> RECORDS TO USE
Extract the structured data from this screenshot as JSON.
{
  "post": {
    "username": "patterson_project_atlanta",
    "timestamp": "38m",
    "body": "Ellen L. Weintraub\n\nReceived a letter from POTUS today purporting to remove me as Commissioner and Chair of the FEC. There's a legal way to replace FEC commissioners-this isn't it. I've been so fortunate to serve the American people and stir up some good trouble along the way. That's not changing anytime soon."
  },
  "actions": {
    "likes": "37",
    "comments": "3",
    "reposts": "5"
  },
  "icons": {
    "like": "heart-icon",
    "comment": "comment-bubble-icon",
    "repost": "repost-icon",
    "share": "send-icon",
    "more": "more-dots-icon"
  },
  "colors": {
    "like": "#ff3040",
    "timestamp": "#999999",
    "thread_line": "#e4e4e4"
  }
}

> WRITTEN REQUEST
Return every line above in which the string "this" occurs.

> EXPECTED ANSWER
Extract the structured data from this screenshot as JSON.
    "body": "Ellen L. Weintraub\n\nReceived a letter from POTUS today purporting to remove me as Commissioner and Chair of the FEC. There's a legal way to replace FEC commissioners-this isn't it. I've been so fortunate to serve the American people and stir up some good trouble along the way. That's not changing anytime soon."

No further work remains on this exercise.